Quote the travel essay word for word, starting with "Travelling is a" and going on through "to do forthwith.".

= EXCERPT TO READ =
──────────
Travelling is a sure way of gaining new experience. Some of that experience moves one enough to write about. But in the era of facebook, where vacation pictures substitute very often for the proverbial "thousand words", much is left unsaid. One cannot embellish the presentation any more than what OPPO would have already done!
Then again, travelling give us some experience that cannot be put to picture. Most of this is the experience in dealing with our 'service providers'. For a person less literarily inclined, the thoughts are expressed in choicest swear words. Not that the literarily inclined do not swear. However, they also let their vexation take form of prose, as yours truly is proceeding to do forthwith.
So, I'll start with the mildly amusing irritants, and graduate slowly. This one happened when I was taking a flight out of Lucknow. For some curious reasons, the better eating options at the Departure terminal of CCSIA Lucknow are located on the outside of the "secure zone", and thus, are more often missed by hurried passengers who try to get their security check done as quick as possible. It so transpired that, on that day, some of the files of an office located near the airport needed action urgently, and so, in view of my expected absence for the coming few days, I had consented to see them at the Airport. Thus I was stuck in the non secure area, waiting for their arrival, and, having missed my lunch, ventured to this cute looking KFC, and ordered an obvious sounding "Cheesy Crunch" burger. I admired the business like attitude of the menu namer - all the names were obvious. I hate those highbrow restaurants who use names like "potato stuffed Indian flat bread toasted golden in clarified butter served with mint seasoning" to disguise the plain old aloo paratha. I got the order and settled to enjoy my burger in solitude. However, I was troubled by a very pertinent question - where the f*** was the cheese? I shared my trouble with the guy manning the counter. He said - Sir, you did not order the extra cheese slice! To which, I quoth, Kind Sir, why is it called a "Cheesy" Crunch burger? Ahh, his eyes lit up, Sir, the sauce is flavoured with cheese! How profound! I was thankful it did not turn into the whole "Sir, have you ever seen Kashmir in a Kashmiri Pulao" debate. Thus enlightened, I savoured each bite for long, trying to find the cheese with the self doubt laced determination of a fresh religious convert.
Then, there are cases where one finds oneself behind the market learning curve. Since the days one has been travelling, stay in any decent hotel (that includes all places of stay, except for those seedy ones in Paharganj in Delhi) meant that it included the "breakfast buffet" in the morning. It is something almost all middle class travellers know, (and most of us capitalize upon with full vengeance.) However, despite everything Alia and Ranvir tell you, Make My Trip, without giving any obvious warning to the effect, put one on a fairly expensive deal, with no breakfast! This NO MEAL thing popped quite prominently on the final booking papers. Along with "NON REFUNDABLE"! Somehow, both these things were not so obvious before I pressed that Pay button to seal this Unbreakable Covenant.
──────────
Stored entries:
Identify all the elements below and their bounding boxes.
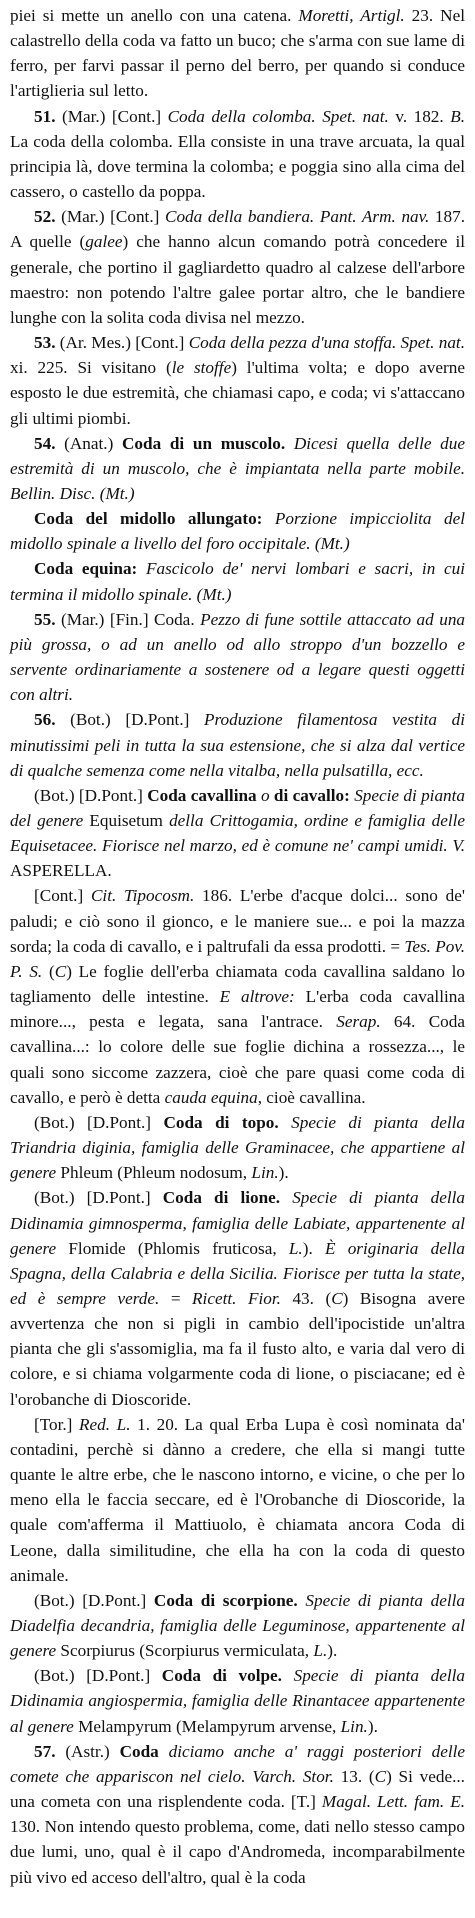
text-run: Scorpiurus (Scorpiurus vermiculata, [56, 1641, 314, 1661]
text-run: ASPERELLA. [10, 861, 112, 881]
bold-run: Coda di un muscolo. [122, 433, 286, 453]
italic-run: Specie di pianta della Didinamia gimnosperma, famiglia delle Labiate, appartenente al genere [10, 1188, 466, 1258]
italic-run: Produzione filamentosa vestita di minutissimi peli in tutta la sua estensione, che si alza dal vertice di qualche semenza come nella vitalba, nella pulsatilla, ecc. [10, 710, 465, 780]
italic-run: Coda della pezza d'una stoffa. Spet. nat. [188, 333, 465, 353]
text-run: 23. Nel calastrello della coda va fatto un buco; che s'arma con sue lame di ferro, per farvi passar il perno del berro, per quando si conduce l'artiglieria sul letto. [10, 6, 465, 101]
italic-run: Moretti, Artigl. [298, 6, 405, 25]
italic-run: o [260, 785, 270, 805]
bold-run: Coda [119, 1741, 159, 1761]
italic-run: C [54, 961, 67, 981]
dictionary-paragraph [10, 104, 465, 205]
text-run: Equisetum [83, 811, 170, 830]
dictionary-paragraph [10, 1588, 465, 1663]
text-run: piei si mette un anello con una catena. [10, 6, 299, 25]
dictionary-paragraph [10, 1185, 465, 1411]
text-run: (Anat.) [55, 433, 123, 453]
dictionary-paragraph [10, 1739, 465, 1890]
italic-run: C [374, 1766, 387, 1786]
text-run: 43. ( [280, 1288, 332, 1308]
bold-run: 54. [34, 433, 56, 453]
italic-run: Specie di pianta della Triandria diginia, famiglia delle Graminacee, che appartiene al genere [10, 1112, 466, 1183]
italic-run: della Crittogamia, ordine e famiglia delle Equisetacee. Fiorisce nel marzo, ed è comune ne' campi umidi. V. [10, 811, 466, 856]
text-run [262, 509, 274, 528]
text-run: xi. 225. Si visitano ( [10, 358, 172, 378]
text-run [282, 1666, 294, 1685]
italic-run: Specie di pianta del genere [10, 785, 466, 830]
text-run: (Ar. Mes.) [Cont.] [55, 333, 189, 353]
text-run: ) l'ultima volta; e dopo averne esposto le due estremità, che chiamasi capo, e coda; vi s'attaccano gli ultimi piombi. [10, 358, 465, 428]
dictionary-paragraph [10, 607, 465, 708]
text-run: (Mar.) [Cont.] [55, 207, 165, 227]
dictionary-paragraph [10, 506, 465, 556]
italic-run: le stoffe [171, 358, 232, 378]
text-run: [Cont.] [34, 886, 91, 906]
text-run: Phleum (Phleum nodosum, [56, 1163, 252, 1183]
dictionary-paragraph [10, 3, 465, 104]
bold-run: 55. [34, 609, 56, 629]
text-run: (Mar.) [Fin.] Coda. [55, 609, 201, 629]
text-run: = [159, 1288, 193, 1308]
text-run: Melampyrum (Melampyrum arvense, [73, 1716, 341, 1736]
text-run: (Bot.) [D.Pont.] [34, 1188, 163, 1208]
bold-run: di cavallo: [273, 785, 350, 805]
text-run: (Bot.) [D.Pont.] [55, 710, 204, 730]
bold-run: 51. [34, 106, 56, 126]
dictionary-paragraph [10, 204, 465, 330]
text-run: 64. Coda cavallina...: lo colore delle sue foglie dichina a rossezza..., le quali sono siccome zazzera, cioè che pare quasi come coda di cavallo, e però è detta [10, 1012, 465, 1107]
italic-run: Coda della bandiera. Pant. Arm. nav. [164, 207, 430, 227]
text-run: [Tor.] [34, 1414, 80, 1434]
italic-run: Ricett. Fior. [192, 1288, 281, 1308]
text-run: 1. 20. La qual Erba Lupa è così nominata da' contadini, perchè si dànno a credere, che ella si mangi tutte quante le altre erbe, che le nascono intorno, e vicine, o che per lo meno ella le faccia seccare, ed è l'Orobanche di Dioscoride, la quale com'afferma il Mattiuolo, è chiamata ancora Coda di Leone, dalla similitudine, che ella ha con la coda di questo animale. [10, 1414, 465, 1585]
italic-run: E altrove: [219, 987, 295, 1007]
text-run [280, 1188, 292, 1207]
text-run: ) Le foglie dell'erba chiamata coda cavallina saldano lo tagliamento delle intestine. [10, 961, 465, 1007]
text-run: 187. A quelle ( [10, 207, 466, 252]
italic-run: Serap. [336, 1012, 381, 1032]
dictionary-paragraph [10, 431, 465, 506]
bold-run: Coda cavallina [147, 785, 257, 805]
text-run: Flomide (Phlomis fruticosa, [56, 1238, 289, 1258]
dictionary-paragraph [10, 330, 465, 431]
dictionary-paragraph [10, 1412, 465, 1588]
text-run: ) Si vede... una cometa con una risplendente coda. [T.] [10, 1766, 465, 1812]
italic-run: Red. L. [79, 1414, 131, 1434]
dictionary-paragraph [10, 1110, 465, 1185]
italic-run: Cit. Tipocosm. [90, 886, 195, 906]
bold-run: Coda del midollo allungato: [34, 509, 263, 529]
dictionary-paragraph [10, 707, 465, 782]
text-run: (Bot.) [D.Pont.] [34, 785, 148, 805]
italic-run: Tes. Pov. P. S. [10, 936, 466, 981]
bold-run: Coda di scorpione. [153, 1590, 298, 1610]
text-run: ). [327, 1641, 338, 1661]
text-run: 186. L'erbe d'acque dolci... sono de' paludi; e ciò sono il gionco, e le maniere sue... e poi la mazza sorda; la coda di cavallo, e i paltrufali da essa prodotti. = [10, 886, 465, 956]
text-run [279, 1113, 291, 1132]
dictionary-paragraph [10, 1663, 465, 1738]
bold-run: Coda equina: [34, 559, 138, 579]
text-run [137, 559, 146, 578]
text-run [159, 1742, 169, 1761]
text-run: ) che hanno alcun comando potrà concedere il generale, che portino il gagliardetto quadro al calzese dell'arbore maestro: non potendo l'altre galee portar altro, che le bandiere lunghe con la solita coda divisa nel mezzo. [10, 232, 465, 327]
italic-run: cauda equina [164, 1087, 258, 1107]
italic-run: Fascicolo de' nervi lombari e sacri, in cui termina il midollo spinale. (Mt.) [10, 559, 466, 604]
italic-run: galee [85, 232, 123, 252]
italic-run: L. [313, 1641, 328, 1661]
text-run: (Bot.) [D.Pont.] [34, 1112, 164, 1132]
italic-run: Lin. [251, 1163, 279, 1183]
text-run: 130. Non intendo questo problema, come, dati nello stesso campo due lumi, uno, qual è il capo d'Andromeda, incomparabilmente più vivo ed acceso dell'altro, qual è la coda [10, 1817, 465, 1887]
text-run: (Bot.) [D.Pont.] [34, 1590, 154, 1610]
text-run: , cioè cavallina. [257, 1087, 366, 1107]
text-run: ). [302, 1238, 325, 1258]
text-run: (Mar.) [Cont.] [55, 106, 168, 126]
text-run: (Bot.) [D.Pont.] [34, 1666, 162, 1686]
text-run: ( [42, 961, 55, 981]
text-run: L'erba coda cavallina minore..., pesta e legata, sana l'antrace. [10, 987, 465, 1032]
italic-run: Specie di pianta della Diadelfia decandria, famiglia delle Leguminose, appartenente al genere [10, 1590, 465, 1661]
text-run: ). [367, 1716, 378, 1736]
text-run: 13. ( [333, 1766, 375, 1786]
italic-run: Coda della colomba. Spet. nat. [167, 106, 389, 126]
italic-run: Pezzo di fune sottile attaccato ad una più grossa, o ad un anello od allo stroppo d'un bozzello e servente ordinariamente a sostenere od a legare questi oggetti con altri. [10, 609, 466, 705]
italic-run: Magal. Lett. fam. E. [321, 1792, 465, 1812]
text-run: ). [278, 1163, 289, 1183]
italic-run: C [331, 1288, 343, 1308]
italic-run: Dicesi quella delle due estremità di un muscolo, che è impiantata nella parte mobile. Bellin. Disc. (Mt.) [10, 433, 465, 503]
italic-run: B. [450, 106, 465, 126]
bold-run: 52. [34, 207, 56, 227]
italic-run: Porzione impicciolita del midollo spinale a livello del foro occipitale. (Mt.) [10, 509, 465, 554]
bold-run: Coda di volpe. [161, 1666, 282, 1686]
bold-run: 57. [34, 1741, 56, 1761]
bold-run: 56. [34, 710, 56, 730]
text-run: ) Bisogna avere avvertenza che non si pigli in cambio dell'ipocistide un'altra pianta che gli s'assomiglia, ma fa il fusto alto, e varia dal vero di colore, e si chiama volgarmente coda di lione, o pisciacane; ed è l'orobanche di Dioscoride. [10, 1288, 465, 1409]
italic-run: L. [288, 1238, 303, 1258]
bold-run: Coda di lione. [162, 1188, 281, 1208]
dictionary-paragraph [10, 556, 465, 606]
text-run [285, 434, 294, 453]
bold-run: Coda di topo. [163, 1112, 279, 1132]
dictionary-paragraph [10, 883, 465, 1109]
italic-run: È originaria della Spagna, della Calabria e della Sicilia. Fiorisce per tutta la state, ed è sempre verde. [10, 1238, 465, 1308]
dictionary-paragraph [10, 783, 465, 884]
italic-run: Specie di pianta della Didinamia angiospermia, famiglia delle Rinantacee appartenente al genere [10, 1666, 465, 1736]
italic-run: Lin. [340, 1716, 368, 1736]
text-run: v. 182. [388, 106, 451, 126]
italic-run: diciamo anche a' raggi posteriori delle comete che appariscon nel cielo. Varch. Stor. [10, 1741, 466, 1786]
bold-run: 53. [34, 333, 56, 353]
text-run: (Astr.) [55, 1741, 120, 1761]
text-run: La coda della colomba. Ella consiste in una trave arcuata, la qual principia là, dove termina la colomba; e poggia sino alla cima del cassero, o castello da poppa. [10, 131, 465, 202]
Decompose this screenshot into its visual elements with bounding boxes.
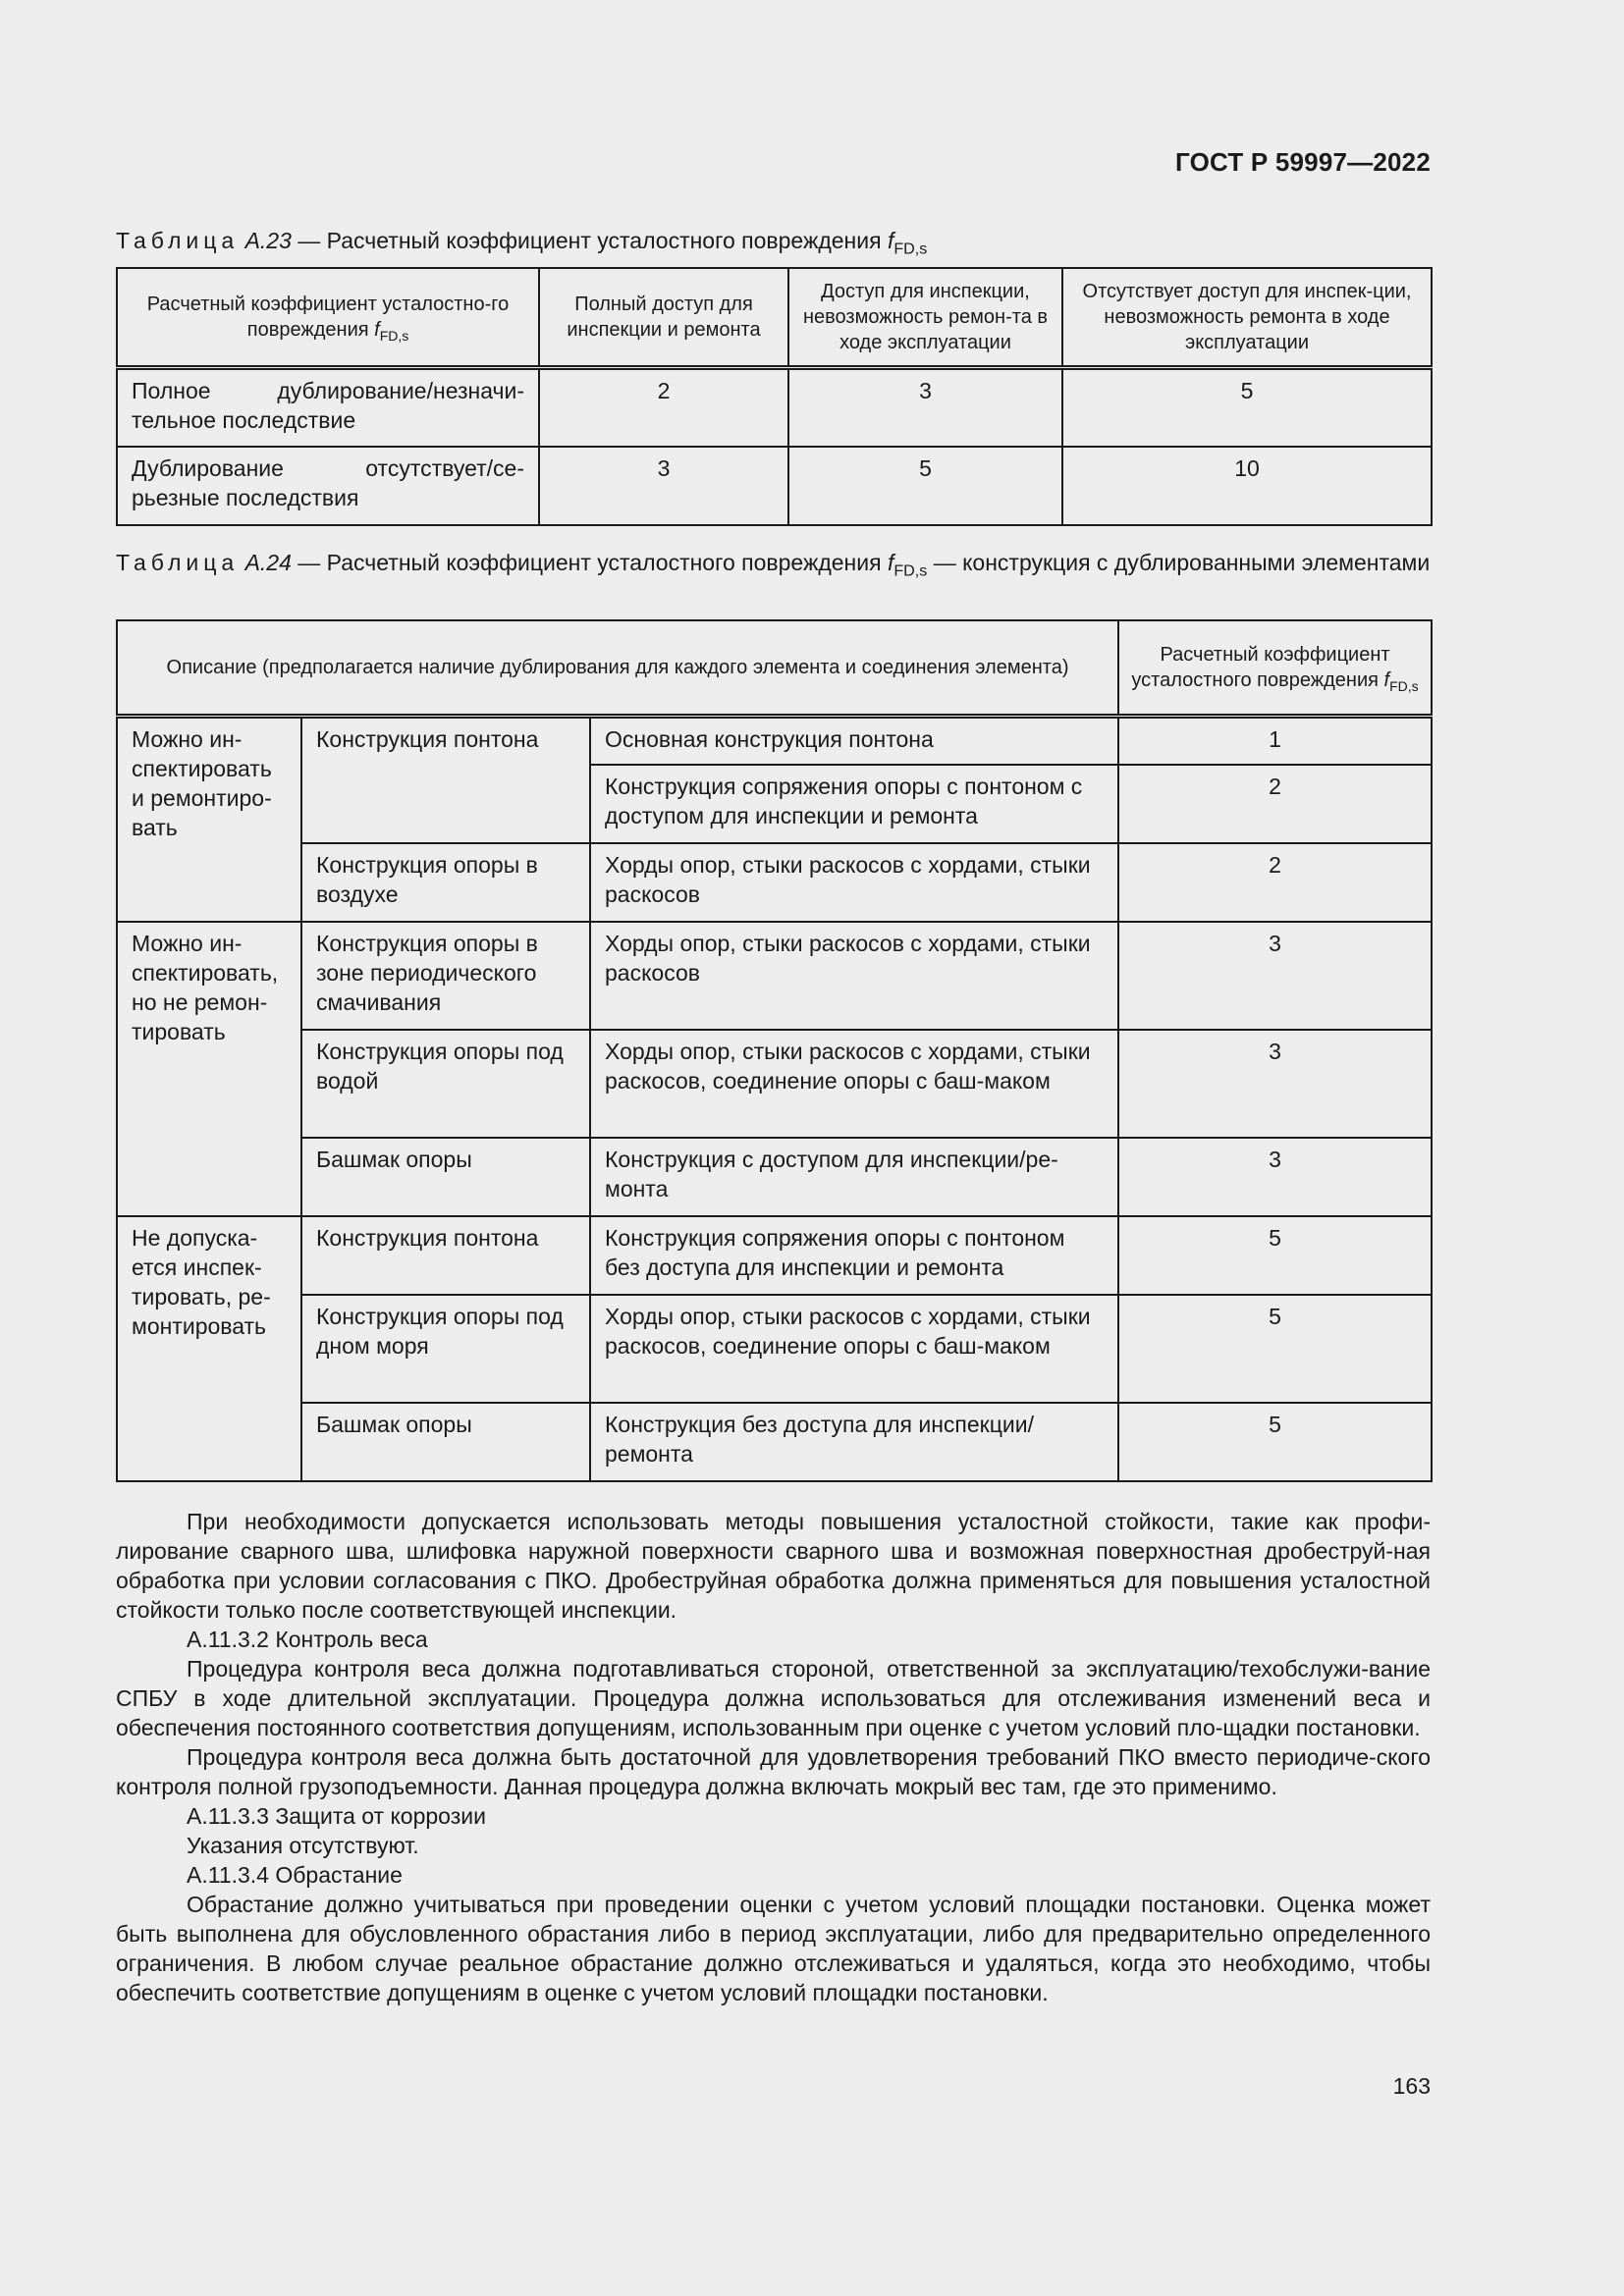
──────────
= EXERCISE RESULT =
Travelling is a sure way of gaining new experience. Some of that experience moves one enough to write about. But in the era of facebook, where vacation pictures substitute very often for the proverbial "thousand words", much is left unsaid. One cannot embellish the presentation any more than what OPPO would have already done!
Then again, travelling give us some experience that cannot be put to picture. Most of this is the experience in dealing with our 'service providers'. For a person less literarily inclined, the thoughts are expressed in choicest swear words. Not that the literarily inclined do not swear. However, they also let their vexation take form of prose, as yours truly is proceeding to do forthwith.